Goal of the exercise:
Wherever the string "period" appears in the listing, copy that line.
━━━ Source records ━━━
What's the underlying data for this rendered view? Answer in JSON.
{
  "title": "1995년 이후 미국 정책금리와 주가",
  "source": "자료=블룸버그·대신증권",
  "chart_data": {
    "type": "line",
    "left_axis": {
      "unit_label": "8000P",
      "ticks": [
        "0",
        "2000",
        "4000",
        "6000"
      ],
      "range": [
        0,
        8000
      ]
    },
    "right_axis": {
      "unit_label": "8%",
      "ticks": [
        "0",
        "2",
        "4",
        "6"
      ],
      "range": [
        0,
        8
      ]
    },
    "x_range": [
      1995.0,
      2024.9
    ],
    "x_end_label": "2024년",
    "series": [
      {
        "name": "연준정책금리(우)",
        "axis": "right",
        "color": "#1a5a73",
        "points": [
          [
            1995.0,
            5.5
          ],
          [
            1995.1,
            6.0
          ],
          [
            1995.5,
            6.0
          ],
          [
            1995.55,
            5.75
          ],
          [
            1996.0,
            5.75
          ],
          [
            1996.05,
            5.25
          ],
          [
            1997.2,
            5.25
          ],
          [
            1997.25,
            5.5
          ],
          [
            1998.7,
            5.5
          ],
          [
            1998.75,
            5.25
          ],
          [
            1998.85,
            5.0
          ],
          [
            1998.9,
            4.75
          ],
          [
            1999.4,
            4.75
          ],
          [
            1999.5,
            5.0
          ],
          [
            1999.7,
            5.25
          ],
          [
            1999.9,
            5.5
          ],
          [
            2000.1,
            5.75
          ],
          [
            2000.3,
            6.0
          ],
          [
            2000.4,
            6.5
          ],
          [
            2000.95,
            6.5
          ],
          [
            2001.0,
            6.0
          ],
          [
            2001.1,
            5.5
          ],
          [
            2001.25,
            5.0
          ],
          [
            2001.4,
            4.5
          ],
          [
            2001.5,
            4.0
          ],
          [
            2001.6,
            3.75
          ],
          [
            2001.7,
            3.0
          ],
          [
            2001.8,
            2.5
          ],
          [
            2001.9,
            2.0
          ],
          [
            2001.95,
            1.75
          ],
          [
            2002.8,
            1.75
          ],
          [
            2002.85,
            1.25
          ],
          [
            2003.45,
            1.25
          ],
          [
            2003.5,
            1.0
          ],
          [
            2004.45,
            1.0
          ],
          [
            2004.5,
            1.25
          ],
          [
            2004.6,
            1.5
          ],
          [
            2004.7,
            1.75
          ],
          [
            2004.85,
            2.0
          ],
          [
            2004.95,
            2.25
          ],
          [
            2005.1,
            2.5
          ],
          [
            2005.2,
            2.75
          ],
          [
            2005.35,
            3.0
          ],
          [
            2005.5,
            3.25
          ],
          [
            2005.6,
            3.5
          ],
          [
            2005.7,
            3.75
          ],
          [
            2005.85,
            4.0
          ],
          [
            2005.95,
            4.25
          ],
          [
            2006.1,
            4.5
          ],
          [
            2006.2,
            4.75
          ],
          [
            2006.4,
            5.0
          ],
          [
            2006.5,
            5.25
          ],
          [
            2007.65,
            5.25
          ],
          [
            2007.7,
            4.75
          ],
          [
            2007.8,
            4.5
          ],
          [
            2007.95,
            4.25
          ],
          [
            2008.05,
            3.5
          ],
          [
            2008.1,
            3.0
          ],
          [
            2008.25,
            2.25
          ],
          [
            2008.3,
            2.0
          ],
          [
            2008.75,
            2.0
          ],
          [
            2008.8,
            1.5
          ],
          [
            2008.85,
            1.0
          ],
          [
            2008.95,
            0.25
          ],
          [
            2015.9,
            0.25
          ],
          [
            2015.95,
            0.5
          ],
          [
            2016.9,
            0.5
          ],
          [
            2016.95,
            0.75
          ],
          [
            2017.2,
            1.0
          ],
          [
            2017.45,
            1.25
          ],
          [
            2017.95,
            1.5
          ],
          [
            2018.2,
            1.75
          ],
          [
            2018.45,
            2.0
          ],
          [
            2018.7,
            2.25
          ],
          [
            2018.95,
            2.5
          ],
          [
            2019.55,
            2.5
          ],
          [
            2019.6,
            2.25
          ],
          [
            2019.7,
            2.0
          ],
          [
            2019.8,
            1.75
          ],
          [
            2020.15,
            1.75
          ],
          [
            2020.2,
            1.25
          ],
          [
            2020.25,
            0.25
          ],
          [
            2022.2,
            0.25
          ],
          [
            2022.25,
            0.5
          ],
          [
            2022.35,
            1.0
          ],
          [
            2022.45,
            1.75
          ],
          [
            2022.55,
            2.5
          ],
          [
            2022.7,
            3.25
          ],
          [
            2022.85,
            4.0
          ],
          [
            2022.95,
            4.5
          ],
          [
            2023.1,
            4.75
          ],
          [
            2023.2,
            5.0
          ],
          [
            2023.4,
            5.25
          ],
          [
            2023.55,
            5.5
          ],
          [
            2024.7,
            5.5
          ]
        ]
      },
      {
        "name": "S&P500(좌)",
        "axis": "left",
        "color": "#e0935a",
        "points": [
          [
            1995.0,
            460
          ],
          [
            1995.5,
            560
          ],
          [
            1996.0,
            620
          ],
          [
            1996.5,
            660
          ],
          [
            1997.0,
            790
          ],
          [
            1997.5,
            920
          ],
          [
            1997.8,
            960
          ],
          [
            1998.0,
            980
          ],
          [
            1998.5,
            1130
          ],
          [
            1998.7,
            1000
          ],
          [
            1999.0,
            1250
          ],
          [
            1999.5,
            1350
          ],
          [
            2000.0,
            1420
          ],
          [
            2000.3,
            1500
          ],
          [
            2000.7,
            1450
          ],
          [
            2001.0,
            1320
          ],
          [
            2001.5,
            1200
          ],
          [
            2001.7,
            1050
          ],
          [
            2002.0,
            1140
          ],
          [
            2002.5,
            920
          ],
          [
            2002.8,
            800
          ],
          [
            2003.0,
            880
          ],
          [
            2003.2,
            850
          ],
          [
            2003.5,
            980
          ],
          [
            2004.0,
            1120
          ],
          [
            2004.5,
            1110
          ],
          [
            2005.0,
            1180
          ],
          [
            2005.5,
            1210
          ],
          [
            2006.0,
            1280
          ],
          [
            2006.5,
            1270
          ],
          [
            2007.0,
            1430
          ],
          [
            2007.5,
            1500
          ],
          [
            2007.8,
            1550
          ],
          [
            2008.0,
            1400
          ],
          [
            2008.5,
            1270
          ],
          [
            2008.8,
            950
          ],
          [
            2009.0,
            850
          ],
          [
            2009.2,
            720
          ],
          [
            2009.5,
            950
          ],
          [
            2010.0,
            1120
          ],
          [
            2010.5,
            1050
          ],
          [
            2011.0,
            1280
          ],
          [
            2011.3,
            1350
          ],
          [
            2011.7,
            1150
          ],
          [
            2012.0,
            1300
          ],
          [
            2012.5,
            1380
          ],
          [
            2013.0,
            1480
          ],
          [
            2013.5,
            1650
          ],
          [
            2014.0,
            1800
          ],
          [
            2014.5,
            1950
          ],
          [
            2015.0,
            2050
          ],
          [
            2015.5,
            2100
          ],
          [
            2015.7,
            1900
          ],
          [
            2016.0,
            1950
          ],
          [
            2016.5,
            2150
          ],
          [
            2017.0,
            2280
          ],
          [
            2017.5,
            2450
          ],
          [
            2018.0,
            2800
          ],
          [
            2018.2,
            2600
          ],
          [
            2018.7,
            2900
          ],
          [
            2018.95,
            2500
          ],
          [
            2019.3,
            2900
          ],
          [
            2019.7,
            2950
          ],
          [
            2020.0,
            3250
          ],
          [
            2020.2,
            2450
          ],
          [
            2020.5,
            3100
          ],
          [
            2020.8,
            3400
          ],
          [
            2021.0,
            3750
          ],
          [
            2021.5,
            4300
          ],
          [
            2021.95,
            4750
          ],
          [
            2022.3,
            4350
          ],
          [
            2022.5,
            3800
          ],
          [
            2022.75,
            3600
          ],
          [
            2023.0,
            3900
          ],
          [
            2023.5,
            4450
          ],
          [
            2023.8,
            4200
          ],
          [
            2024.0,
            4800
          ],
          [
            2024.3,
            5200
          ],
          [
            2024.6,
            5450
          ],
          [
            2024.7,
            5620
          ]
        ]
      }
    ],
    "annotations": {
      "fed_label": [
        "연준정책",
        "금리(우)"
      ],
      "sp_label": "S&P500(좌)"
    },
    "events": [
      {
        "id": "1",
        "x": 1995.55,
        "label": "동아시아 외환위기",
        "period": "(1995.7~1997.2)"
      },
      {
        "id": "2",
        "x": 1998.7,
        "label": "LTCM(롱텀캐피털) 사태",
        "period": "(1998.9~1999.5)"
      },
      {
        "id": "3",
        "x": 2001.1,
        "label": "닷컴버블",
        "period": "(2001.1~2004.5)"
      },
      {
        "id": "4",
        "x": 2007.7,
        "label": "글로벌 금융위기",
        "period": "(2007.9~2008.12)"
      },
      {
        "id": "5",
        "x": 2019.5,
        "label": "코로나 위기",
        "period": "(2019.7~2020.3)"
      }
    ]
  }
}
━━━
Full answer:
        "period": "(1995.7~1997.2)"
        "period": "(1998.9~1999.5)"
        "period": "(2001.1~2004.5)"
        "period": "(2007.9~2008.12)"
        "period": "(2019.7~2020.3)"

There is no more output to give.